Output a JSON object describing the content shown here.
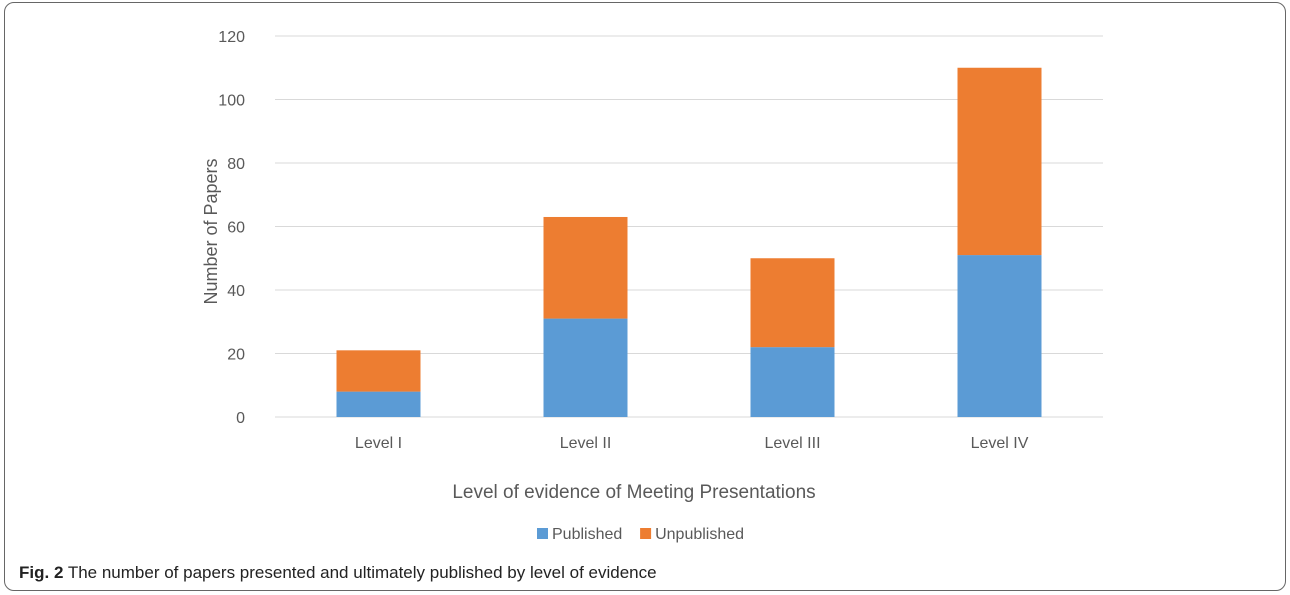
{
  "chart_data": {
    "type": "bar",
    "stacked": true,
    "categories": [
      "Level I",
      "Level II",
      "Level III",
      "Level IV"
    ],
    "series": [
      {
        "name": "Published",
        "values": [
          8,
          31,
          22,
          51
        ],
        "color": "#5B9BD5"
      },
      {
        "name": "Unpublished",
        "values": [
          13,
          32,
          28,
          59
        ],
        "color": "#ED7D31"
      }
    ],
    "xlabel": "Level of evidence of Meeting Presentations",
    "ylabel": "Number of Papers",
    "ylim": [
      0,
      120
    ],
    "yticks": [
      "0",
      "20",
      "40",
      "60",
      "80",
      "100",
      "120"
    ],
    "grid": true,
    "legend": "bottom"
  },
  "caption": {
    "label": "Fig. 2",
    "text": "The number of papers presented and ultimately published by level of evidence"
  }
}
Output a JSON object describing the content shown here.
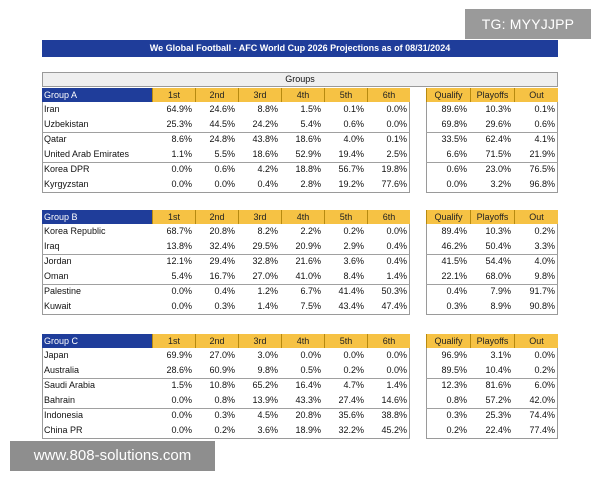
{
  "title": "We Global Football - AFC World Cup 2026 Projections as of 08/31/2024",
  "groups_label": "Groups",
  "columns": [
    "1st",
    "2nd",
    "3rd",
    "4th",
    "5th",
    "6th"
  ],
  "summary_columns": [
    "Qualify",
    "Playoffs",
    "Out"
  ],
  "watermarks": {
    "top_right": "TG: MYYJJPP",
    "bottom_left": "www.808-solutions.com"
  },
  "groups": [
    {
      "name": "Group A",
      "teams": [
        {
          "name": "Iran",
          "places": [
            "64.9%",
            "24.6%",
            "8.8%",
            "1.5%",
            "0.1%",
            "0.0%"
          ],
          "summary": [
            "89.6%",
            "10.3%",
            "0.1%"
          ]
        },
        {
          "name": "Uzbekistan",
          "places": [
            "25.3%",
            "44.5%",
            "24.2%",
            "5.4%",
            "0.6%",
            "0.0%"
          ],
          "summary": [
            "69.8%",
            "29.6%",
            "0.6%"
          ]
        },
        {
          "name": "Qatar",
          "places": [
            "8.6%",
            "24.8%",
            "43.8%",
            "18.6%",
            "4.0%",
            "0.1%"
          ],
          "summary": [
            "33.5%",
            "62.4%",
            "4.1%"
          ]
        },
        {
          "name": "United Arab Emirates",
          "places": [
            "1.1%",
            "5.5%",
            "18.6%",
            "52.9%",
            "19.4%",
            "2.5%"
          ],
          "summary": [
            "6.6%",
            "71.5%",
            "21.9%"
          ]
        },
        {
          "name": "Korea DPR",
          "places": [
            "0.0%",
            "0.6%",
            "4.2%",
            "18.8%",
            "56.7%",
            "19.8%"
          ],
          "summary": [
            "0.6%",
            "23.0%",
            "76.5%"
          ]
        },
        {
          "name": "Kyrgyzstan",
          "places": [
            "0.0%",
            "0.0%",
            "0.4%",
            "2.8%",
            "19.2%",
            "77.6%"
          ],
          "summary": [
            "0.0%",
            "3.2%",
            "96.8%"
          ]
        }
      ]
    },
    {
      "name": "Group B",
      "teams": [
        {
          "name": "Korea Republic",
          "places": [
            "68.7%",
            "20.8%",
            "8.2%",
            "2.2%",
            "0.2%",
            "0.0%"
          ],
          "summary": [
            "89.4%",
            "10.3%",
            "0.2%"
          ]
        },
        {
          "name": "Iraq",
          "places": [
            "13.8%",
            "32.4%",
            "29.5%",
            "20.9%",
            "2.9%",
            "0.4%"
          ],
          "summary": [
            "46.2%",
            "50.4%",
            "3.3%"
          ]
        },
        {
          "name": "Jordan",
          "places": [
            "12.1%",
            "29.4%",
            "32.8%",
            "21.6%",
            "3.6%",
            "0.4%"
          ],
          "summary": [
            "41.5%",
            "54.4%",
            "4.0%"
          ]
        },
        {
          "name": "Oman",
          "places": [
            "5.4%",
            "16.7%",
            "27.0%",
            "41.0%",
            "8.4%",
            "1.4%"
          ],
          "summary": [
            "22.1%",
            "68.0%",
            "9.8%"
          ]
        },
        {
          "name": "Palestine",
          "places": [
            "0.0%",
            "0.4%",
            "1.2%",
            "6.7%",
            "41.4%",
            "50.3%"
          ],
          "summary": [
            "0.4%",
            "7.9%",
            "91.7%"
          ]
        },
        {
          "name": "Kuwait",
          "places": [
            "0.0%",
            "0.3%",
            "1.4%",
            "7.5%",
            "43.4%",
            "47.4%"
          ],
          "summary": [
            "0.3%",
            "8.9%",
            "90.8%"
          ]
        }
      ]
    },
    {
      "name": "Group C",
      "teams": [
        {
          "name": "Japan",
          "places": [
            "69.9%",
            "27.0%",
            "3.0%",
            "0.0%",
            "0.0%",
            "0.0%"
          ],
          "summary": [
            "96.9%",
            "3.1%",
            "0.0%"
          ]
        },
        {
          "name": "Australia",
          "places": [
            "28.6%",
            "60.9%",
            "9.8%",
            "0.5%",
            "0.2%",
            "0.0%"
          ],
          "summary": [
            "89.5%",
            "10.4%",
            "0.2%"
          ]
        },
        {
          "name": "Saudi Arabia",
          "places": [
            "1.5%",
            "10.8%",
            "65.2%",
            "16.4%",
            "4.7%",
            "1.4%"
          ],
          "summary": [
            "12.3%",
            "81.6%",
            "6.0%"
          ]
        },
        {
          "name": "Bahrain",
          "places": [
            "0.0%",
            "0.8%",
            "13.9%",
            "43.3%",
            "27.4%",
            "14.6%"
          ],
          "summary": [
            "0.8%",
            "57.2%",
            "42.0%"
          ]
        },
        {
          "name": "Indonesia",
          "places": [
            "0.0%",
            "0.3%",
            "4.5%",
            "20.8%",
            "35.6%",
            "38.8%"
          ],
          "summary": [
            "0.3%",
            "25.3%",
            "74.4%"
          ]
        },
        {
          "name": "China PR",
          "places": [
            "0.0%",
            "0.2%",
            "3.6%",
            "18.9%",
            "32.2%",
            "45.2%"
          ],
          "summary": [
            "0.2%",
            "22.4%",
            "77.4%"
          ]
        }
      ]
    }
  ]
}
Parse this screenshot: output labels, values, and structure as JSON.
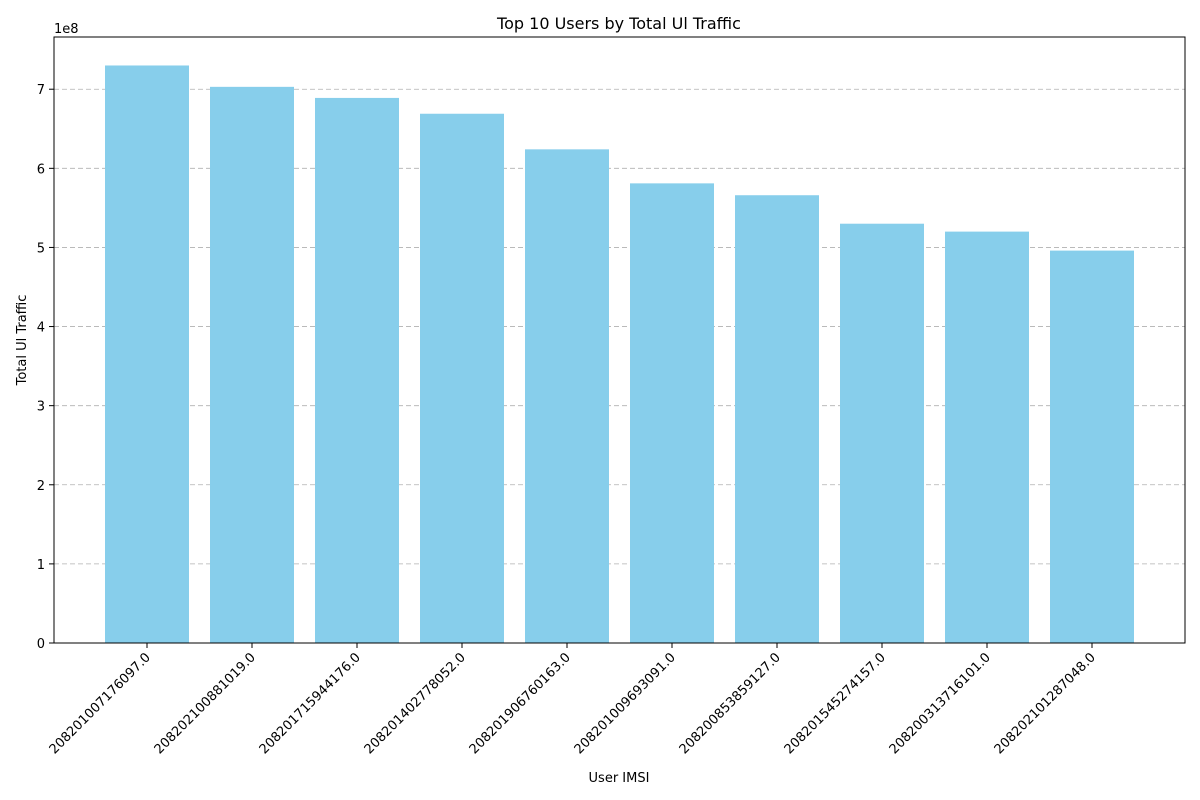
{
  "chart_data": {
    "type": "bar",
    "title": "Top 10 Users by Total Ul Traffic",
    "xlabel": "User IMSI",
    "ylabel": "Total Ul Traffic",
    "y_offset_label": "1e8",
    "categories": [
      "208201007176097.0",
      "208202100881019.0",
      "208201715944176.0",
      "208201402778052.0",
      "208201906760163.0",
      "208201009693091.0",
      "208200853859127.0",
      "208201545274157.0",
      "208200313716101.0",
      "208202101287048.0"
    ],
    "values": [
      730000000,
      703000000,
      689000000,
      669000000,
      624000000,
      581000000,
      566000000,
      530000000,
      520000000,
      496000000
    ],
    "ylim": [
      0,
      766000000
    ],
    "yticks": [
      0,
      1,
      2,
      3,
      4,
      5,
      6,
      7
    ],
    "grid": true,
    "bar_color": "#87ceeb"
  }
}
- - -
Instructions for the task> Retype all of the entries exactly as written, leaving out any images.

Correct response>
Output a JSON object describing the content shown here.
{
  "chart_data": {
    "type": "bar",
    "stacked": true,
    "categories": [
      "Level I",
      "Level II",
      "Level III",
      "Level IV"
    ],
    "series": [
      {
        "name": "Published",
        "values": [
          8,
          31,
          22,
          51
        ],
        "color": "#5B9BD5"
      },
      {
        "name": "Unpublished",
        "values": [
          13,
          32,
          28,
          59
        ],
        "color": "#ED7D31"
      }
    ],
    "xlabel": "Level of evidence of Meeting Presentations",
    "ylabel": "Number of Papers",
    "ylim": [
      0,
      120
    ],
    "yticks": [
      "0",
      "20",
      "40",
      "60",
      "80",
      "100",
      "120"
    ],
    "grid": true,
    "legend": "bottom"
  },
  "caption": {
    "label": "Fig. 2",
    "text": "The number of papers presented and ultimately published by level of evidence"
  }
}
Output a JSON object describing the content shown here.
{
  "title": "We Global Football - AFC World Cup 2026 Projections as of 08/31/2024",
  "groups_label": "Groups",
  "columns": [
    "1st",
    "2nd",
    "3rd",
    "4th",
    "5th",
    "6th"
  ],
  "summary_columns": [
    "Qualify",
    "Playoffs",
    "Out"
  ],
  "watermarks": {
    "top_right": "TG: MYYJJPP",
    "bottom_left": "www.808-solutions.com"
  },
  "groups": [
    {
      "name": "Group A",
      "teams": [
        {
          "name": "Iran",
          "places": [
            "64.9%",
            "24.6%",
            "8.8%",
            "1.5%",
            "0.1%",
            "0.0%"
          ],
          "summary": [
            "89.6%",
            "10.3%",
            "0.1%"
          ]
        },
        {
          "name": "Uzbekistan",
          "places": [
            "25.3%",
            "44.5%",
            "24.2%",
            "5.4%",
            "0.6%",
            "0.0%"
          ],
          "summary": [
            "69.8%",
            "29.6%",
            "0.6%"
          ]
        },
        {
          "name": "Qatar",
          "places": [
            "8.6%",
            "24.8%",
            "43.8%",
            "18.6%",
            "4.0%",
            "0.1%"
          ],
          "summary": [
            "33.5%",
            "62.4%",
            "4.1%"
          ]
        },
        {
          "name": "United Arab Emirates",
          "places": [
            "1.1%",
            "5.5%",
            "18.6%",
            "52.9%",
            "19.4%",
            "2.5%"
          ],
          "summary": [
            "6.6%",
            "71.5%",
            "21.9%"
          ]
        },
        {
          "name": "Korea DPR",
          "places": [
            "0.0%",
            "0.6%",
            "4.2%",
            "18.8%",
            "56.7%",
            "19.8%"
          ],
          "summary": [
            "0.6%",
            "23.0%",
            "76.5%"
          ]
        },
        {
          "name": "Kyrgyzstan",
          "places": [
            "0.0%",
            "0.0%",
            "0.4%",
            "2.8%",
            "19.2%",
            "77.6%"
          ],
          "summary": [
            "0.0%",
            "3.2%",
            "96.8%"
          ]
        }
      ]
    },
    {
      "name": "Group B",
      "teams": [
        {
          "name": "Korea Republic",
          "places": [
            "68.7%",
            "20.8%",
            "8.2%",
            "2.2%",
            "0.2%",
            "0.0%"
          ],
          "summary": [
            "89.4%",
            "10.3%",
            "0.2%"
          ]
        },
        {
          "name": "Iraq",
          "places": [
            "13.8%",
            "32.4%",
            "29.5%",
            "20.9%",
            "2.9%",
            "0.4%"
          ],
          "summary": [
            "46.2%",
            "50.4%",
            "3.3%"
          ]
        },
        {
          "name": "Jordan",
          "places": [
            "12.1%",
            "29.4%",
            "32.8%",
            "21.6%",
            "3.6%",
            "0.4%"
          ],
          "summary": [
            "41.5%",
            "54.4%",
            "4.0%"
          ]
        },
        {
          "name": "Oman",
          "places": [
            "5.4%",
            "16.7%",
            "27.0%",
            "41.0%",
            "8.4%",
            "1.4%"
          ],
          "summary": [
            "22.1%",
            "68.0%",
            "9.8%"
          ]
        },
        {
          "name": "Palestine",
          "places": [
            "0.0%",
            "0.4%",
            "1.2%",
            "6.7%",
            "41.4%",
            "50.3%"
          ],
          "summary": [
            "0.4%",
            "7.9%",
            "91.7%"
          ]
        },
        {
          "name": "Kuwait",
          "places": [
            "0.0%",
            "0.3%",
            "1.4%",
            "7.5%",
            "43.4%",
            "47.4%"
          ],
          "summary": [
            "0.3%",
            "8.9%",
            "90.8%"
          ]
        }
      ]
    },
    {
      "name": "Group C",
      "teams": [
        {
          "name": "Japan",
          "places": [
            "69.9%",
            "27.0%",
            "3.0%",
            "0.0%",
            "0.0%",
            "0.0%"
          ],
          "summary": [
            "96.9%",
            "3.1%",
            "0.0%"
          ]
        },
        {
          "name": "Australia",
          "places": [
            "28.6%",
            "60.9%",
            "9.8%",
            "0.5%",
            "0.2%",
            "0.0%"
          ],
          "summary": [
            "89.5%",
            "10.4%",
            "0.2%"
          ]
        },
        {
          "name": "Saudi Arabia",
          "places": [
            "1.5%",
            "10.8%",
            "65.2%",
            "16.4%",
            "4.7%",
            "1.4%"
          ],
          "summary": [
            "12.3%",
            "81.6%",
            "6.0%"
          ]
        },
        {
          "name": "Bahrain",
          "places": [
            "0.0%",
            "0.8%",
            "13.9%",
            "43.3%",
            "27.4%",
            "14.6%"
          ],
          "summary": [
            "0.8%",
            "57.2%",
            "42.0%"
          ]
        },
        {
          "name": "Indonesia",
          "places": [
            "0.0%",
            "0.3%",
            "4.5%",
            "20.8%",
            "35.6%",
            "38.8%"
          ],
          "summary": [
            "0.3%",
            "25.3%",
            "74.4%"
          ]
        },
        {
          "name": "China PR",
          "places": [
            "0.0%",
            "0.2%",
            "3.6%",
            "18.9%",
            "32.2%",
            "45.2%"
          ],
          "summary": [
            "0.2%",
            "22.4%",
            "77.4%"
          ]
        }
      ]
    }
  ]
}
Parse this screenshot: output labels, values, and structure as JSON.
{
  "chart_data": {
    "type": "bar",
    "title": "Top 10 Users by Total Ul Traffic",
    "xlabel": "User IMSI",
    "ylabel": "Total Ul Traffic",
    "y_offset_label": "1e8",
    "categories": [
      "208201007176097.0",
      "208202100881019.0",
      "208201715944176.0",
      "208201402778052.0",
      "208201906760163.0",
      "208201009693091.0",
      "208200853859127.0",
      "208201545274157.0",
      "208200313716101.0",
      "208202101287048.0"
    ],
    "values": [
      730000000,
      703000000,
      689000000,
      669000000,
      624000000,
      581000000,
      566000000,
      530000000,
      520000000,
      496000000
    ],
    "ylim": [
      0,
      766000000
    ],
    "yticks": [
      0,
      1,
      2,
      3,
      4,
      5,
      6,
      7
    ],
    "grid": true,
    "bar_color": "#87ceeb"
  }
}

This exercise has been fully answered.